*** DATA TO USE ***
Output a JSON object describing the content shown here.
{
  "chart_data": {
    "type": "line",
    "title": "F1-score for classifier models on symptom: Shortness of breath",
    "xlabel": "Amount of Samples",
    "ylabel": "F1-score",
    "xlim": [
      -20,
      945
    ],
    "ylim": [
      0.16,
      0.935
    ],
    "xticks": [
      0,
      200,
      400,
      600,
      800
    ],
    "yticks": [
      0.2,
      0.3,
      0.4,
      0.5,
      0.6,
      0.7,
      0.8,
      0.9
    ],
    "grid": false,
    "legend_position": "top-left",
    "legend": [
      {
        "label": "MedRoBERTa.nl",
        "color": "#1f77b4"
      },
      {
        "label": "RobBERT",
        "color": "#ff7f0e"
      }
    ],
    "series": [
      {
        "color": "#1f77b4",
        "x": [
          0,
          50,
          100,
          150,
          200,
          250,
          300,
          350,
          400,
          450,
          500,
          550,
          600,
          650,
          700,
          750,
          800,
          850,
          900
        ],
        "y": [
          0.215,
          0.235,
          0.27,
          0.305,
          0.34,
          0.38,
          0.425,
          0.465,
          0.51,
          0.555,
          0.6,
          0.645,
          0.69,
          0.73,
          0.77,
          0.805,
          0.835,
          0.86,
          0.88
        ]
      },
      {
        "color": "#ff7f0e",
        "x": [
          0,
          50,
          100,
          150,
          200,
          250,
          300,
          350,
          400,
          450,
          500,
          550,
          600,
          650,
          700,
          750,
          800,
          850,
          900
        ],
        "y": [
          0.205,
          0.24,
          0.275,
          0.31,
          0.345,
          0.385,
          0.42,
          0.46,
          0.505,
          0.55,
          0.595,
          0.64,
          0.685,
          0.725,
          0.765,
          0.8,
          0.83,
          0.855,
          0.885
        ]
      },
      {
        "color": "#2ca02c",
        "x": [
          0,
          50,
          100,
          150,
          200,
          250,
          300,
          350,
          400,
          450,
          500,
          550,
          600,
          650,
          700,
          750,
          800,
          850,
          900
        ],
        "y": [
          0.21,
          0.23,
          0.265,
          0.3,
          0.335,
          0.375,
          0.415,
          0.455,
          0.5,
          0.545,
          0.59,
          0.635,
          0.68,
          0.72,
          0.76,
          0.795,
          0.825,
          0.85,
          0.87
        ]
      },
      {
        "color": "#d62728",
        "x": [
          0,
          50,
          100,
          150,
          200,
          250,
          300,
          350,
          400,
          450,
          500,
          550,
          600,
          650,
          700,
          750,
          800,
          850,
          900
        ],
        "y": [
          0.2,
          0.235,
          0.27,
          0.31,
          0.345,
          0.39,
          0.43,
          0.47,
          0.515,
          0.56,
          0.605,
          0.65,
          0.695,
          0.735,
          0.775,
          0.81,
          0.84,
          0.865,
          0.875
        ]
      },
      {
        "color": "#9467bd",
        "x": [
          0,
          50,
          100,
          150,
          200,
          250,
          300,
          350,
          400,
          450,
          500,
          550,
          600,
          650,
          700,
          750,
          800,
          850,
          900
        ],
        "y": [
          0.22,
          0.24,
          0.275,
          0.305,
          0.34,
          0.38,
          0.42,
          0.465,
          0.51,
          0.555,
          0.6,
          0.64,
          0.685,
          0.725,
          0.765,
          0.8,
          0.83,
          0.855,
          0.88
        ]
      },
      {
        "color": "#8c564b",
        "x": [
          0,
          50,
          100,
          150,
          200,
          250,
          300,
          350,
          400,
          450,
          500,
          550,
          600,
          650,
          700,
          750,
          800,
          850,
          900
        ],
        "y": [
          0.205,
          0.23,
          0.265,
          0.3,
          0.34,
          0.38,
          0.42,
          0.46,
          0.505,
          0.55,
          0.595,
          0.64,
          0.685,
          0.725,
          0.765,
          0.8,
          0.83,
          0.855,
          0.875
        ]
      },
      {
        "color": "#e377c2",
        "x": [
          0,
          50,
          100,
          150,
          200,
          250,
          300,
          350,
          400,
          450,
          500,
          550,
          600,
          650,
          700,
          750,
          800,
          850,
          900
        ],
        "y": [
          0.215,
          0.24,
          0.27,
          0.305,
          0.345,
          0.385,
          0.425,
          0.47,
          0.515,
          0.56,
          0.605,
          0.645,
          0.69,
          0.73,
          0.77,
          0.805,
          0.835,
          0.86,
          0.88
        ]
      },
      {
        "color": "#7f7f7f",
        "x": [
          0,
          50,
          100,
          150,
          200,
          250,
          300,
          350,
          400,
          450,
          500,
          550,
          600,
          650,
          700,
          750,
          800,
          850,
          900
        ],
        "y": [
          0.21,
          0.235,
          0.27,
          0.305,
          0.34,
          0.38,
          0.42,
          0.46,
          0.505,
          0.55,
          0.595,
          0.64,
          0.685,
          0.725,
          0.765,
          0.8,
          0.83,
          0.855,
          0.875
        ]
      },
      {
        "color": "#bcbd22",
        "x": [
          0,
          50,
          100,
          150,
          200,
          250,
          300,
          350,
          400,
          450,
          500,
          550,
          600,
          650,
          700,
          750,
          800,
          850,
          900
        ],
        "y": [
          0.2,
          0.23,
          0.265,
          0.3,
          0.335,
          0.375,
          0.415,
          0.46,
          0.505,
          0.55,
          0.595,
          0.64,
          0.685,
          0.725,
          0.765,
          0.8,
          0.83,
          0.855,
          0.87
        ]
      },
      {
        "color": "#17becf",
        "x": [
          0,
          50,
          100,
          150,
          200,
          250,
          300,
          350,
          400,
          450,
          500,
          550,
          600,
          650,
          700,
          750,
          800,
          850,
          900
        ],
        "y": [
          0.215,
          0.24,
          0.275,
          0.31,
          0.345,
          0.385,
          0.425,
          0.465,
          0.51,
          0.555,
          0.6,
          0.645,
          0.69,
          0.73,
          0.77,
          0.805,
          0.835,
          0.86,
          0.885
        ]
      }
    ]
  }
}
***
JOB » Count every line in the entries above where the word "score" appears; respond with the number alone.

EXERCISE RESULT » 2